_EXERCISE INSTRUCTIONS_
All entries below need to be written out exactly, but without their pictures.

_RECORDED DATA_
— start —
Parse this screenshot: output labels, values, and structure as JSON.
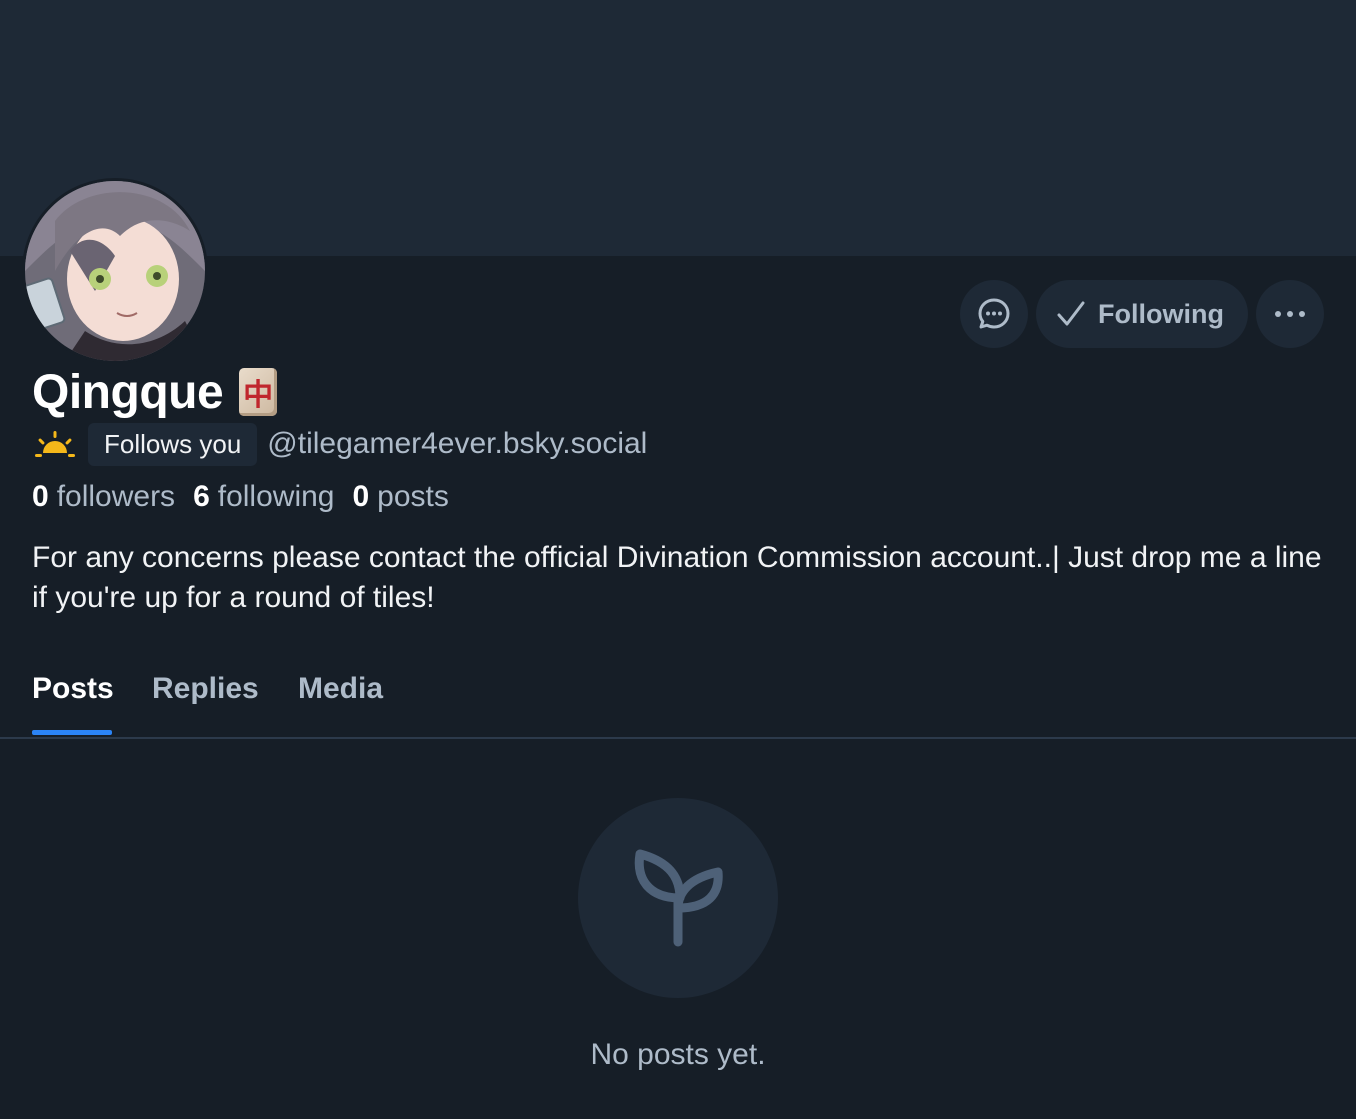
{
  "profile": {
    "display_name": "Qingque",
    "name_emoji": "中",
    "follows_you": "Follows you",
    "handle": "@tilegamer4ever.bsky.social",
    "bio": "For any concerns please contact the official Divination Commission account..| Just drop me a line if you're up for a round of tiles!"
  },
  "stats": {
    "followers_count": "0",
    "followers_label": "followers",
    "following_count": "6",
    "following_label": "following",
    "posts_count": "0",
    "posts_label": "posts"
  },
  "actions": {
    "message_icon": "chat-bubble-icon",
    "following_label": "Following",
    "more_icon": "ellipsis-icon"
  },
  "tabs": [
    {
      "label": "Posts",
      "active": true
    },
    {
      "label": "Replies",
      "active": false
    },
    {
      "label": "Media",
      "active": false
    }
  ],
  "empty_state": {
    "icon": "sprout-icon",
    "message": "No posts yet."
  },
  "colors": {
    "background": "#161e27",
    "banner": "#1e2936",
    "accent": "#2b84f6",
    "muted_text": "#aebbc9"
  }
}
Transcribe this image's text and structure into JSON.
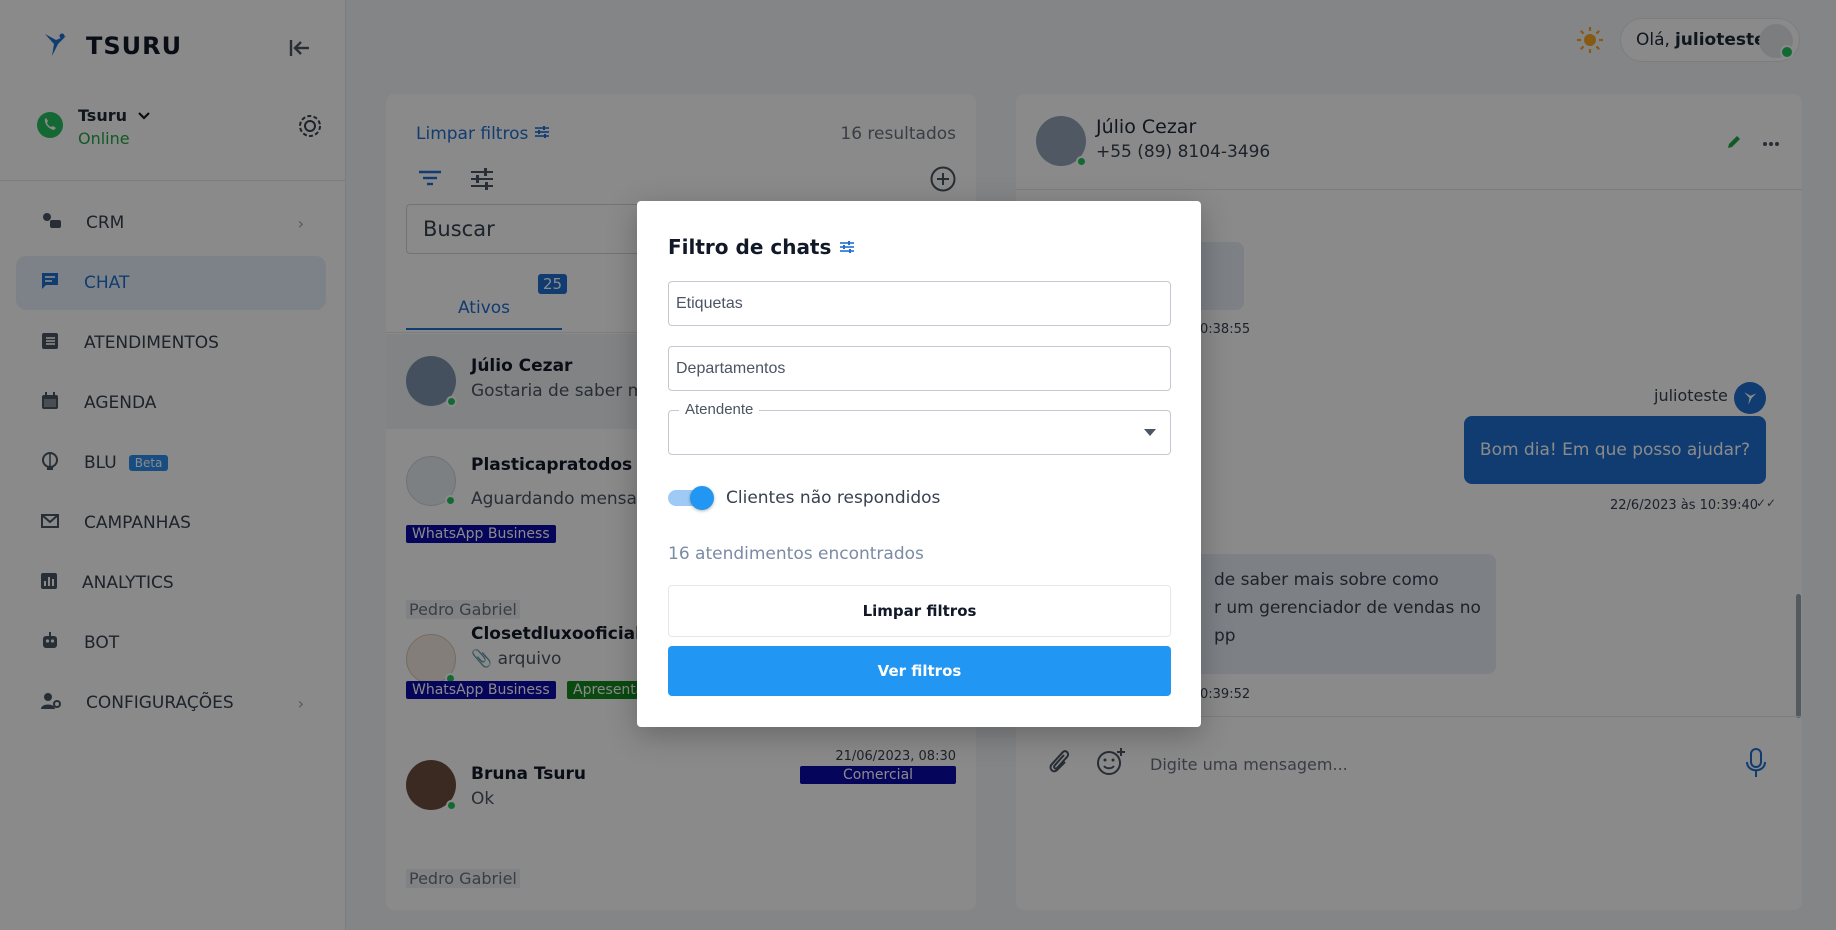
{
  "brand": {
    "name": "TSURU"
  },
  "account": {
    "name": "Tsuru",
    "status": "Online"
  },
  "nav": [
    {
      "label": "CRM",
      "icon": "crm-icon",
      "chevron": true
    },
    {
      "label": "CHAT",
      "icon": "chat-icon",
      "active": true
    },
    {
      "label": "ATENDIMENTOS",
      "icon": "list-icon"
    },
    {
      "label": "AGENDA",
      "icon": "calendar-icon"
    },
    {
      "label": "BLU",
      "icon": "brain-icon",
      "badge": "Beta"
    },
    {
      "label": "CAMPANHAS",
      "icon": "mail-icon"
    },
    {
      "label": "ANALYTICS",
      "icon": "analytics-icon"
    },
    {
      "label": "BOT",
      "icon": "bot-icon"
    },
    {
      "label": "CONFIGURAÇÕES",
      "icon": "users-gear-icon",
      "chevron": true
    }
  ],
  "header": {
    "greeting": "Olá,",
    "username": "julioteste"
  },
  "list": {
    "clear_filters": "Limpar filtros",
    "results": "16 resultados",
    "search_placeholder": "Buscar",
    "tab_active": "Ativos",
    "tab_active_count": "25",
    "chats": [
      {
        "name": "Júlio Cezar",
        "message": "Gostaria de saber ma"
      },
      {
        "name": "Plasticapratodos",
        "message": "Aguardando mensage",
        "tags": [
          "WhatsApp Business"
        ]
      },
      {
        "agent": "Pedro Gabriel",
        "name": "Closetdluxooficial",
        "message": "arquivo",
        "tags": [
          "WhatsApp Business",
          "Apresenta"
        ]
      },
      {
        "name": "Bruna Tsuru",
        "message": "Ok",
        "date": "21/06/2023, 08:30",
        "department": "Comercial"
      },
      {
        "agent": "Pedro Gabriel"
      }
    ]
  },
  "conversation": {
    "name": "Júlio Cezar",
    "phone": "+55 (89) 8104-3496",
    "msg1_fragment": "!",
    "msg1_time": "0:38:55",
    "sender": "julioteste",
    "out_message": "Bom dia! Em que posso ajudar?",
    "out_time": "22/6/2023 às 10:39:40",
    "msg2_lines": [
      "de saber mais sobre como",
      "r um gerenciador de vendas no",
      "pp"
    ],
    "msg2_time": "0:39:52",
    "composer_placeholder": "Digite uma mensagem..."
  },
  "modal": {
    "title": "Filtro de chats",
    "tags_placeholder": "Etiquetas",
    "departments_placeholder": "Departamentos",
    "attendant_label": "Atendente",
    "toggle_label": "Clientes não respondidos",
    "toggle_on": true,
    "found_text": "16 atendimentos encontrados",
    "clear_button": "Limpar filtros",
    "apply_button": "Ver filtros"
  },
  "colors": {
    "primary": "#2196f3",
    "accent": "#1f6fd1",
    "online": "#22c55e"
  }
}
— end —
_COMPLETE ANSWER_
Parse this screenshot: output labels, values, and structure as JSON.
{
  "profile": {
    "display_name": "Qingque",
    "name_emoji": "中",
    "follows_you": "Follows you",
    "handle": "@tilegamer4ever.bsky.social",
    "bio": "For any concerns please contact the official Divination Commission account..| Just drop me a line if you're up for a round of tiles!"
  },
  "stats": {
    "followers_count": "0",
    "followers_label": "followers",
    "following_count": "6",
    "following_label": "following",
    "posts_count": "0",
    "posts_label": "posts"
  },
  "actions": {
    "message_icon": "chat-bubble-icon",
    "following_label": "Following",
    "more_icon": "ellipsis-icon"
  },
  "tabs": [
    {
      "label": "Posts",
      "active": true
    },
    {
      "label": "Replies",
      "active": false
    },
    {
      "label": "Media",
      "active": false
    }
  ],
  "empty_state": {
    "icon": "sprout-icon",
    "message": "No posts yet."
  },
  "colors": {
    "background": "#161e27",
    "banner": "#1e2936",
    "accent": "#2b84f6",
    "muted_text": "#aebbc9"
  }
}
Transcribe this image's text and structure into JSON.
{
  "brand": {
    "name": "TSURU"
  },
  "account": {
    "name": "Tsuru",
    "status": "Online"
  },
  "nav": [
    {
      "label": "CRM",
      "icon": "crm-icon",
      "chevron": true
    },
    {
      "label": "CHAT",
      "icon": "chat-icon",
      "active": true
    },
    {
      "label": "ATENDIMENTOS",
      "icon": "list-icon"
    },
    {
      "label": "AGENDA",
      "icon": "calendar-icon"
    },
    {
      "label": "BLU",
      "icon": "brain-icon",
      "badge": "Beta"
    },
    {
      "label": "CAMPANHAS",
      "icon": "mail-icon"
    },
    {
      "label": "ANALYTICS",
      "icon": "analytics-icon"
    },
    {
      "label": "BOT",
      "icon": "bot-icon"
    },
    {
      "label": "CONFIGURAÇÕES",
      "icon": "users-gear-icon",
      "chevron": true
    }
  ],
  "header": {
    "greeting": "Olá,",
    "username": "julioteste"
  },
  "list": {
    "clear_filters": "Limpar filtros",
    "results": "16 resultados",
    "search_placeholder": "Buscar",
    "tab_active": "Ativos",
    "tab_active_count": "25",
    "chats": [
      {
        "name": "Júlio Cezar",
        "message": "Gostaria de saber ma"
      },
      {
        "name": "Plasticapratodos",
        "message": "Aguardando mensage",
        "tags": [
          "WhatsApp Business"
        ]
      },
      {
        "agent": "Pedro Gabriel",
        "name": "Closetdluxooficial",
        "message": "arquivo",
        "tags": [
          "WhatsApp Business",
          "Apresenta"
        ]
      },
      {
        "name": "Bruna Tsuru",
        "message": "Ok",
        "date": "21/06/2023, 08:30",
        "department": "Comercial"
      },
      {
        "agent": "Pedro Gabriel"
      }
    ]
  },
  "conversation": {
    "name": "Júlio Cezar",
    "phone": "+55 (89) 8104-3496",
    "msg1_fragment": "!",
    "msg1_time": "0:38:55",
    "sender": "julioteste",
    "out_message": "Bom dia! Em que posso ajudar?",
    "out_time": "22/6/2023 às 10:39:40",
    "msg2_lines": [
      "de saber mais sobre como",
      "r um gerenciador de vendas no",
      "pp"
    ],
    "msg2_time": "0:39:52",
    "composer_placeholder": "Digite uma mensagem..."
  },
  "modal": {
    "title": "Filtro de chats",
    "tags_placeholder": "Etiquetas",
    "departments_placeholder": "Departamentos",
    "attendant_label": "Atendente",
    "toggle_label": "Clientes não respondidos",
    "toggle_on": true,
    "found_text": "16 atendimentos encontrados",
    "clear_button": "Limpar filtros",
    "apply_button": "Ver filtros"
  },
  "colors": {
    "primary": "#2196f3",
    "accent": "#1f6fd1",
    "online": "#22c55e"
  }
}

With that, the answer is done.